> _The problem_: A line qualifies if it holds the string "spakens". Copy every qualifying line from the records.

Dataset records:
|---|
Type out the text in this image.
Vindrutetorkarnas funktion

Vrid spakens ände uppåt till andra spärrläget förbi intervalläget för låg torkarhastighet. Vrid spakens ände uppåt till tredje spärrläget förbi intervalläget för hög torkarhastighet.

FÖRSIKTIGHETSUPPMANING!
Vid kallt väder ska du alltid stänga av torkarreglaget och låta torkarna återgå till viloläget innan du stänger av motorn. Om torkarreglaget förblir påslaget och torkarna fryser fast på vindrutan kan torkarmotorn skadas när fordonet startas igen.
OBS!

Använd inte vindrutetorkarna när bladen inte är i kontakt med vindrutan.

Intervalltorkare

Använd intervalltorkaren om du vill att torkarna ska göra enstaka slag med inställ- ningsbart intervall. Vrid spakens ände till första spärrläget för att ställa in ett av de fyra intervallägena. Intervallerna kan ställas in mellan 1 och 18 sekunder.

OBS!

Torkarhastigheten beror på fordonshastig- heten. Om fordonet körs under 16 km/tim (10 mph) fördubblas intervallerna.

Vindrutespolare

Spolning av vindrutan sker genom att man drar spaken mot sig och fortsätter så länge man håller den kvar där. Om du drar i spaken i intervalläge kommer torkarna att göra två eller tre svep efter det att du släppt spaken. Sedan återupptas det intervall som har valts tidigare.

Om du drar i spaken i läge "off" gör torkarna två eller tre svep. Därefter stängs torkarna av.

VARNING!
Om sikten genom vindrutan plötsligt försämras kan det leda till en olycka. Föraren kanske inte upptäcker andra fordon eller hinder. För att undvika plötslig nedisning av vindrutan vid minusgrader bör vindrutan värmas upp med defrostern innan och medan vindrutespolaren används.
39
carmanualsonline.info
|---|
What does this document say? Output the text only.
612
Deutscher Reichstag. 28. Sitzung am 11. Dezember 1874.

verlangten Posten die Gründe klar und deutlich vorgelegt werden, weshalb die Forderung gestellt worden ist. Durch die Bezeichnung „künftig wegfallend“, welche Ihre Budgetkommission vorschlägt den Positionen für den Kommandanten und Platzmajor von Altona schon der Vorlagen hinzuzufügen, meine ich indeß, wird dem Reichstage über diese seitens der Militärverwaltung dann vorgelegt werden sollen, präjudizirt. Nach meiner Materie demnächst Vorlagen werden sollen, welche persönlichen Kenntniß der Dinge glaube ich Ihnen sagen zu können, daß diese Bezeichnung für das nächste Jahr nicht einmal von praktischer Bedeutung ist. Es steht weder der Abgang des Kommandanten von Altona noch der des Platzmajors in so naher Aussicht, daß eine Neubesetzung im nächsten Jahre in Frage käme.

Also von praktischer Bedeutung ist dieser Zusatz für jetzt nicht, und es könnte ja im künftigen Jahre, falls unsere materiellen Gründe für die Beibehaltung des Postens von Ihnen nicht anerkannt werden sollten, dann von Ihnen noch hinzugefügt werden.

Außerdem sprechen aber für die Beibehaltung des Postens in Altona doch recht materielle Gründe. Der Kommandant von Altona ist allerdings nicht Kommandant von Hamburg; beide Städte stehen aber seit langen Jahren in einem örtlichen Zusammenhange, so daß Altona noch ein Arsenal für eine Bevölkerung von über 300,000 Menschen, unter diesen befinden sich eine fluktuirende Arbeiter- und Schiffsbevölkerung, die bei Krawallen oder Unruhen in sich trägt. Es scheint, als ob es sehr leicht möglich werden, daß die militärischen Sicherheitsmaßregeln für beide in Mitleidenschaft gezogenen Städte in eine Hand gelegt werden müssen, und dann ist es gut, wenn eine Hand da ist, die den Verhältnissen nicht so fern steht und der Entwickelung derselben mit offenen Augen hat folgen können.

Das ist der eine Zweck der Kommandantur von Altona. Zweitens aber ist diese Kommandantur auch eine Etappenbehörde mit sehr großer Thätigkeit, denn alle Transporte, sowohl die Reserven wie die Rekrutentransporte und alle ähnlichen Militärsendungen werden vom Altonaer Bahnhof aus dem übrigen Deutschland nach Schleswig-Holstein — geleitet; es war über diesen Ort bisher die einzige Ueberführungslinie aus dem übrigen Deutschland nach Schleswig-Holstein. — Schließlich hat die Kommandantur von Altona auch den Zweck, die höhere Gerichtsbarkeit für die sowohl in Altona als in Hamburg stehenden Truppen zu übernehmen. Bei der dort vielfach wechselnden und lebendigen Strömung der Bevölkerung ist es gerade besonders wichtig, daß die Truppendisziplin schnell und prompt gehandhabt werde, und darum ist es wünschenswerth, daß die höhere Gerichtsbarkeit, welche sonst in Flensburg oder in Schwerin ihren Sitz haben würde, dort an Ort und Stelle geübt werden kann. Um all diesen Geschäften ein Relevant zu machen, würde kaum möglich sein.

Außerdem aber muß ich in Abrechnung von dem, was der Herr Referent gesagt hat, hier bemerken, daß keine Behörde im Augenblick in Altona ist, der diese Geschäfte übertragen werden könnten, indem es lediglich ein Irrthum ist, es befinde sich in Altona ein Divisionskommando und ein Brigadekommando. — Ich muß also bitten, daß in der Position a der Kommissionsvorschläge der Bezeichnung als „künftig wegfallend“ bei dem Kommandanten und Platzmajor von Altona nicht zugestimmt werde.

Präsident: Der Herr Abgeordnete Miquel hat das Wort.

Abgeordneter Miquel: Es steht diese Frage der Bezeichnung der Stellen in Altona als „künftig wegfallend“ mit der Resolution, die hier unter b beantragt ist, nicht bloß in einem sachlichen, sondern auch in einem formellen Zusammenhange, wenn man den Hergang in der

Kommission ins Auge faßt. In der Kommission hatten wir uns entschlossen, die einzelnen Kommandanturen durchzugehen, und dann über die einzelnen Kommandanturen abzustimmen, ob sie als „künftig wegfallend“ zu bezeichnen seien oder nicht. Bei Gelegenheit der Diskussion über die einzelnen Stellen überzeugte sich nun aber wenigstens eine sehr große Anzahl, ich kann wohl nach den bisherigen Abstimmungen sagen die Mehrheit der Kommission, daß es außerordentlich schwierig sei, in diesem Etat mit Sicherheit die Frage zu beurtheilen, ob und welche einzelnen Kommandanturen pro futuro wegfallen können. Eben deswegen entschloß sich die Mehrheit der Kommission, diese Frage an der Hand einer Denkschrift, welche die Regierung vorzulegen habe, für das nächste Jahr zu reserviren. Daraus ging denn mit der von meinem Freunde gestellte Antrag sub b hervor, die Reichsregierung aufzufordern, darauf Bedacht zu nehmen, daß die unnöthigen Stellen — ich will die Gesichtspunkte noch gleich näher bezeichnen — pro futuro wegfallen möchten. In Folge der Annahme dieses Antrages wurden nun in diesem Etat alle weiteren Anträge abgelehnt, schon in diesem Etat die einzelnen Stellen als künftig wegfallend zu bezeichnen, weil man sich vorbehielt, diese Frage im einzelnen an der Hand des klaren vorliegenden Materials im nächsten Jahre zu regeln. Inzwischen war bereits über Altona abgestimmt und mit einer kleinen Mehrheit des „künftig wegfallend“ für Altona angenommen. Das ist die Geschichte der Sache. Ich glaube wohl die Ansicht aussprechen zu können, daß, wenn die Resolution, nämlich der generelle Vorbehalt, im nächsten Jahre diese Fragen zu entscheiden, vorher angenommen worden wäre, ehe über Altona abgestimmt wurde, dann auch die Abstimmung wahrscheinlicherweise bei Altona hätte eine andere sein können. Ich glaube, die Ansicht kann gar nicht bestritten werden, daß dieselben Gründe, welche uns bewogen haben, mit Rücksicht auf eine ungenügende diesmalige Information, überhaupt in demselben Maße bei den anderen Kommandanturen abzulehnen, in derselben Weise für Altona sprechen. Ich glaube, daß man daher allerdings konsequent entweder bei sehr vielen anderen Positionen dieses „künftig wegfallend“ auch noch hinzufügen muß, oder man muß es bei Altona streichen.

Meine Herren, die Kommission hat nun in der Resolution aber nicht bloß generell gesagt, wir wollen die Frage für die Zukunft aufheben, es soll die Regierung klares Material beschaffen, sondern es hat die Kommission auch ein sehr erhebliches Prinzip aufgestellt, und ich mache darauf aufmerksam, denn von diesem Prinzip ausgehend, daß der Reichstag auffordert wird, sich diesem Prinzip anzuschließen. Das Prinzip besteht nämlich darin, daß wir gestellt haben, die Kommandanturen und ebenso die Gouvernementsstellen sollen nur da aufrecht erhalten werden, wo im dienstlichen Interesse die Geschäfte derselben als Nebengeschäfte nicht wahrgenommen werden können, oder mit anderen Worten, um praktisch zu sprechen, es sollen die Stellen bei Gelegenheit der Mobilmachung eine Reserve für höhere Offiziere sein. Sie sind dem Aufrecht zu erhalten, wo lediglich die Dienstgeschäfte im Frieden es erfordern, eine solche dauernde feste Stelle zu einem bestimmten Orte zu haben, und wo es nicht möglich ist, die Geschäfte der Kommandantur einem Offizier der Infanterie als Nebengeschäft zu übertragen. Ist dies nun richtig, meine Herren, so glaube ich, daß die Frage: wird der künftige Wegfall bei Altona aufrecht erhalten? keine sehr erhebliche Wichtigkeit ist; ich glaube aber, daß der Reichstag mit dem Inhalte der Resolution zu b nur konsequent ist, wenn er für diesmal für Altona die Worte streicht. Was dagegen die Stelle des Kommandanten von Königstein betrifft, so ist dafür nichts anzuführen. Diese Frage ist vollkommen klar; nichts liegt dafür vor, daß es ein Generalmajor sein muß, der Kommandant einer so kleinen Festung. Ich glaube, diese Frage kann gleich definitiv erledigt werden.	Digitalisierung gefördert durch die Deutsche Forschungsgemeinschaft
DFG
|---|
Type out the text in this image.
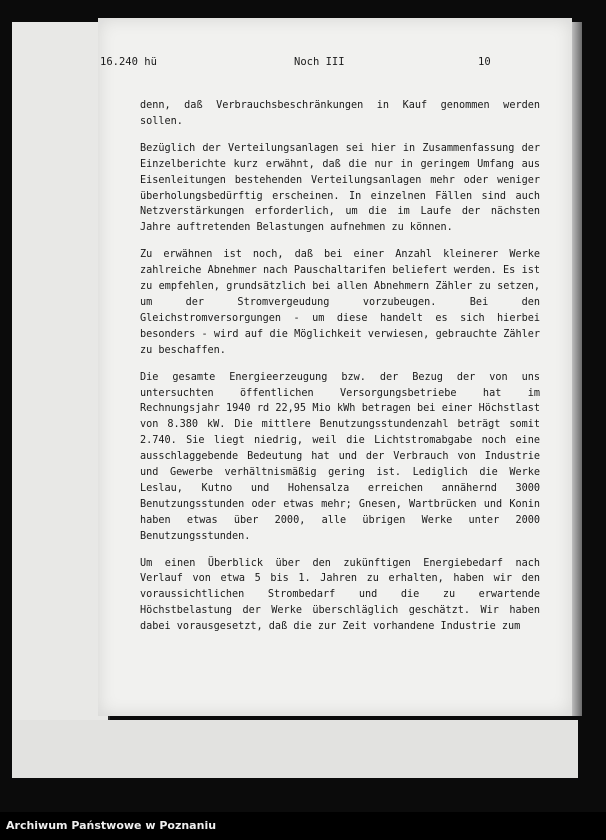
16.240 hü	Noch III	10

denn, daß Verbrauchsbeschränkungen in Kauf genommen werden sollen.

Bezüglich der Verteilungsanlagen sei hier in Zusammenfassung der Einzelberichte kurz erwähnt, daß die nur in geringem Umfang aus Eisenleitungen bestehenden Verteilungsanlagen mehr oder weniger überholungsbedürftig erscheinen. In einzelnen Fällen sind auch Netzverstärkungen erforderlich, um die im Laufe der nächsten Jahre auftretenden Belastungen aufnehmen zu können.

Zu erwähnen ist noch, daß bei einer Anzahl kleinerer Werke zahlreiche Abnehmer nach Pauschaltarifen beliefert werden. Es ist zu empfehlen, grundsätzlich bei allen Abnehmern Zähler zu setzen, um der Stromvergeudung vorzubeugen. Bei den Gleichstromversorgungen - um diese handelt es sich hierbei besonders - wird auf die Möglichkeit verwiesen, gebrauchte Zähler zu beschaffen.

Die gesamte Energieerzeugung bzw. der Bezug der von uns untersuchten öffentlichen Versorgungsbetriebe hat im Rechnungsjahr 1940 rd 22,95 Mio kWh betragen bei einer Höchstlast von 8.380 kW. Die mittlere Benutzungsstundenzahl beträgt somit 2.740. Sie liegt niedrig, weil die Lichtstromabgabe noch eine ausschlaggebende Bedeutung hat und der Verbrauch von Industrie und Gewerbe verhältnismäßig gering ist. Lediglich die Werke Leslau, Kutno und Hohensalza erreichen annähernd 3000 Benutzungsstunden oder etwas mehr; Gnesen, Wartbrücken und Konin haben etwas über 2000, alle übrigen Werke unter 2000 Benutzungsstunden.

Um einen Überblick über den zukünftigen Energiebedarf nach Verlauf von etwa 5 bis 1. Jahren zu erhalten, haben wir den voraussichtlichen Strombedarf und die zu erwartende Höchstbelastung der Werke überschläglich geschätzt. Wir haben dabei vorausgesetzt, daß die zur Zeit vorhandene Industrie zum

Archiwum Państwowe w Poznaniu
|---|
> _Answer to this problem_:
Vrid spakens ände uppåt till andra spärrläget förbi intervalläget för låg torkarhastighet. Vrid spakens ände uppåt till tredje spärrläget förbi intervalläget för hög torkarhastighet.
Använd intervalltorkaren om du vill att torkarna ska göra enstaka slag med inställ- ningsbart intervall. Vrid spakens ände till första spärrläget för att ställa in ett av de fyra intervallägena. Intervallerna kan ställas in mellan 1 och 18 sekunder.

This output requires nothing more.